** BEGIN **

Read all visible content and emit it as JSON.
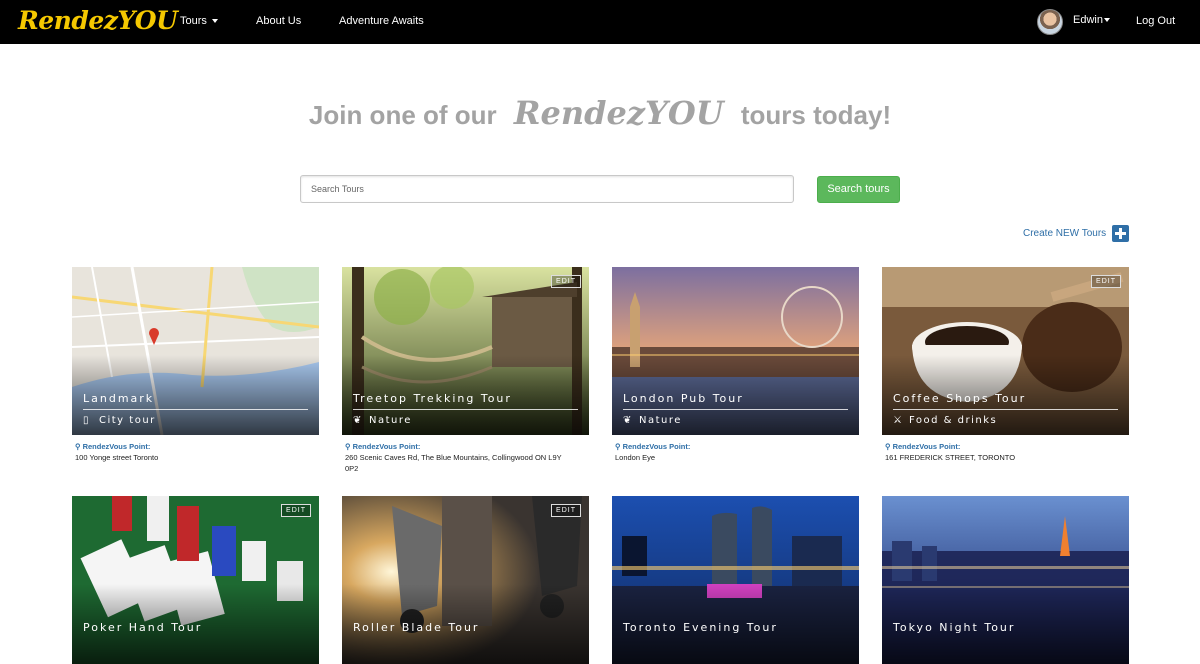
{
  "nav": {
    "logo": "RendezYOU",
    "tours": "Tours",
    "about": "About Us",
    "adventure": "Adventure Awaits",
    "user": "Edwin",
    "logout": "Log Out"
  },
  "hero": {
    "pre": "Join one of our",
    "brand": "RendezYOU",
    "post": "tours today!"
  },
  "search": {
    "placeholder": "Search Tours",
    "button": "Search tours"
  },
  "create": {
    "label": "Create NEW Tours"
  },
  "rendezvous_label": "RendezVous Point:",
  "edit_label": "EDIT",
  "tours": [
    {
      "title": "Landmark",
      "category": "City tour",
      "icon": "building-icon",
      "address": "100 Yonge street Toronto"
    },
    {
      "title": "Treetop Trekking Tour",
      "category": "Nature",
      "icon": "leaf-icon",
      "address": "260 Scenic Caves Rd, The Blue Mountains, Collingwood ON L9Y 0P2"
    },
    {
      "title": "London Pub Tour",
      "category": "Nature",
      "icon": "leaf-icon",
      "address": "London Eye"
    },
    {
      "title": "Coffee Shops Tour",
      "category": "Food & drinks",
      "icon": "cutlery-icon",
      "address": "161 FREDERICK STREET, TORONTO"
    },
    {
      "title": "Poker Hand Tour",
      "category": "",
      "icon": "",
      "address": ""
    },
    {
      "title": "Roller Blade Tour",
      "category": "",
      "icon": "",
      "address": ""
    },
    {
      "title": "Toronto Evening Tour",
      "category": "",
      "icon": "",
      "address": ""
    },
    {
      "title": "Tokyo Night Tour",
      "category": "",
      "icon": "",
      "address": ""
    }
  ],
  "colors": {
    "navbar": "#000000",
    "logo": "#f5c800",
    "accent": "#2f6fa7",
    "search_button": "#5cb85c"
  }
}
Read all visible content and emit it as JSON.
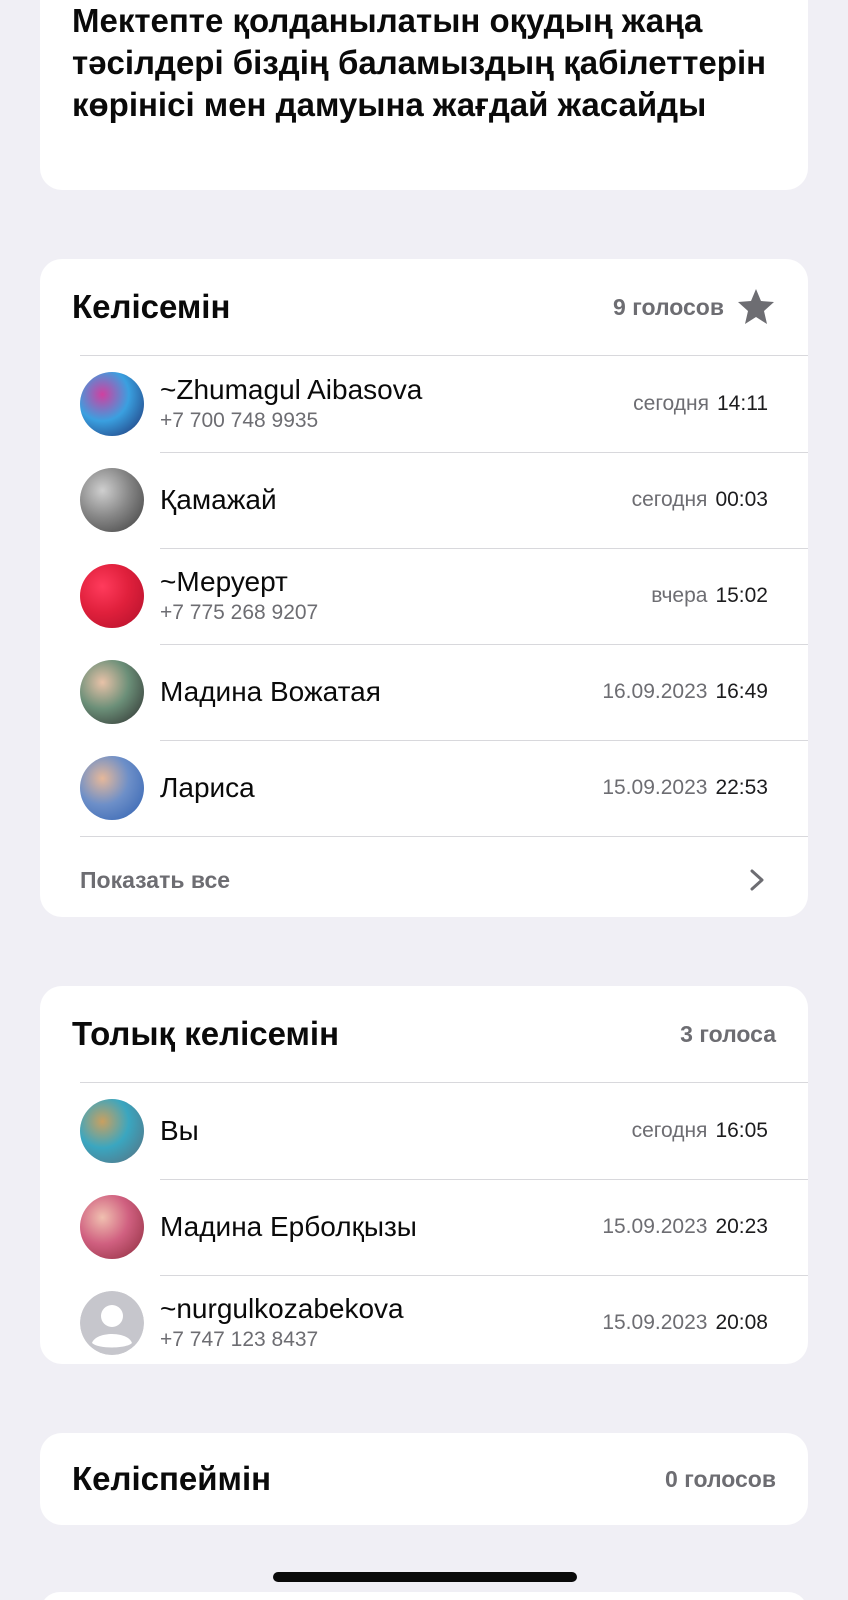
{
  "question": {
    "text": "Мектепте қолданылатын оқудың жаңа тәсілдері біздің баламыздың қабілеттерін көрінісі мен дамуына жағдай жасайды"
  },
  "options": [
    {
      "title": "Келісемін",
      "votes": "9 голосов",
      "starred": true,
      "voters": [
        {
          "name": "~Zhumagul Aibasova",
          "phone": "+7 700 748 9935",
          "date": "сегодня",
          "time": "14:11",
          "avatar_colors": [
            "#1c2a6b",
            "#d040a0",
            "#3aa0e0"
          ]
        },
        {
          "name": "Қамажай",
          "phone": "",
          "date": "сегодня",
          "time": "00:03",
          "avatar_colors": [
            "#3a3a3a",
            "#cfcfcf",
            "#888888"
          ]
        },
        {
          "name": "~Меруерт",
          "phone": "+7 775 268 9207",
          "date": "вчера",
          "time": "15:02",
          "avatar_colors": [
            "#b0102a",
            "#ff3b5c",
            "#e0203c"
          ]
        },
        {
          "name": "Мадина Вожатая",
          "phone": "",
          "date": "16.09.2023",
          "time": "16:49",
          "avatar_colors": [
            "#2b2b2b",
            "#e8c2a8",
            "#6b8f78"
          ]
        },
        {
          "name": "Лариса",
          "phone": "",
          "date": "15.09.2023",
          "time": "22:53",
          "avatar_colors": [
            "#2e5fb0",
            "#e6b89a",
            "#6d8fc8"
          ]
        }
      ],
      "show_all": "Показать все"
    },
    {
      "title": "Толық келісемін",
      "votes": "3 голоса",
      "starred": false,
      "voters": [
        {
          "name": "Вы",
          "phone": "",
          "date": "сегодня",
          "time": "16:05",
          "avatar_colors": [
            "#5a6b7a",
            "#c9a060",
            "#3aa6c0"
          ]
        },
        {
          "name": "Мадина Ерболқызы",
          "phone": "",
          "date": "15.09.2023",
          "time": "20:23",
          "avatar_colors": [
            "#8a2a3a",
            "#f0c0b0",
            "#d06080"
          ]
        },
        {
          "name": "~nurgulkozabekova",
          "phone": "+7 747 123 8437",
          "date": "15.09.2023",
          "time": "20:08",
          "avatar_colors": [
            "#c6c6cc",
            "#ffffff",
            "#b0b0b6"
          ]
        }
      ]
    },
    {
      "title": "Келіспеймін",
      "votes": "0 голосов",
      "starred": false,
      "voters": []
    }
  ]
}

** END **

→ **PROMPT**
Restate each entry word for word, leaving out any pictures.

→ **FULL SOLUTION**
Read all visible content and emit it as JSON.
{
  "nav": {
    "logo": "RendezYOU",
    "tours": "Tours",
    "about": "About Us",
    "adventure": "Adventure Awaits",
    "user": "Edwin",
    "logout": "Log Out"
  },
  "hero": {
    "pre": "Join one of our",
    "brand": "RendezYOU",
    "post": "tours today!"
  },
  "search": {
    "placeholder": "Search Tours",
    "button": "Search tours"
  },
  "create": {
    "label": "Create NEW Tours"
  },
  "rendezvous_label": "RendezVous Point:",
  "edit_label": "EDIT",
  "tours": [
    {
      "title": "Landmark",
      "category": "City tour",
      "icon": "building-icon",
      "address": "100 Yonge street Toronto"
    },
    {
      "title": "Treetop Trekking Tour",
      "category": "Nature",
      "icon": "leaf-icon",
      "address": "260 Scenic Caves Rd, The Blue Mountains, Collingwood ON L9Y 0P2"
    },
    {
      "title": "London Pub Tour",
      "category": "Nature",
      "icon": "leaf-icon",
      "address": "London Eye"
    },
    {
      "title": "Coffee Shops Tour",
      "category": "Food & drinks",
      "icon": "cutlery-icon",
      "address": "161 FREDERICK STREET, TORONTO"
    },
    {
      "title": "Poker Hand Tour",
      "category": "",
      "icon": "",
      "address": ""
    },
    {
      "title": "Roller Blade Tour",
      "category": "",
      "icon": "",
      "address": ""
    },
    {
      "title": "Toronto Evening Tour",
      "category": "",
      "icon": "",
      "address": ""
    },
    {
      "title": "Tokyo Night Tour",
      "category": "",
      "icon": "",
      "address": ""
    }
  ],
  "colors": {
    "navbar": "#000000",
    "logo": "#f5c800",
    "accent": "#2f6fa7",
    "search_button": "#5cb85c"
  }
}
Read all visible content and emit it as JSON.
{
  "question": {
    "text": "Мектепте қолданылатын оқудың жаңа тәсілдері біздің баламыздың қабілеттерін көрінісі мен дамуына жағдай жасайды"
  },
  "options": [
    {
      "title": "Келісемін",
      "votes": "9 голосов",
      "starred": true,
      "voters": [
        {
          "name": "~Zhumagul Aibasova",
          "phone": "+7 700 748 9935",
          "date": "сегодня",
          "time": "14:11",
          "avatar_colors": [
            "#1c2a6b",
            "#d040a0",
            "#3aa0e0"
          ]
        },
        {
          "name": "Қамажай",
          "phone": "",
          "date": "сегодня",
          "time": "00:03",
          "avatar_colors": [
            "#3a3a3a",
            "#cfcfcf",
            "#888888"
          ]
        },
        {
          "name": "~Меруерт",
          "phone": "+7 775 268 9207",
          "date": "вчера",
          "time": "15:02",
          "avatar_colors": [
            "#b0102a",
            "#ff3b5c",
            "#e0203c"
          ]
        },
        {
          "name": "Мадина Вожатая",
          "phone": "",
          "date": "16.09.2023",
          "time": "16:49",
          "avatar_colors": [
            "#2b2b2b",
            "#e8c2a8",
            "#6b8f78"
          ]
        },
        {
          "name": "Лариса",
          "phone": "",
          "date": "15.09.2023",
          "time": "22:53",
          "avatar_colors": [
            "#2e5fb0",
            "#e6b89a",
            "#6d8fc8"
          ]
        }
      ],
      "show_all": "Показать все"
    },
    {
      "title": "Толық келісемін",
      "votes": "3 голоса",
      "starred": false,
      "voters": [
        {
          "name": "Вы",
          "phone": "",
          "date": "сегодня",
          "time": "16:05",
          "avatar_colors": [
            "#5a6b7a",
            "#c9a060",
            "#3aa6c0"
          ]
        },
        {
          "name": "Мадина Ерболқызы",
          "phone": "",
          "date": "15.09.2023",
          "time": "20:23",
          "avatar_colors": [
            "#8a2a3a",
            "#f0c0b0",
            "#d06080"
          ]
        },
        {
          "name": "~nurgulkozabekova",
          "phone": "+7 747 123 8437",
          "date": "15.09.2023",
          "time": "20:08",
          "avatar_colors": [
            "#c6c6cc",
            "#ffffff",
            "#b0b0b6"
          ]
        }
      ]
    },
    {
      "title": "Келіспеймін",
      "votes": "0 голосов",
      "starred": false,
      "voters": []
    }
  ]
}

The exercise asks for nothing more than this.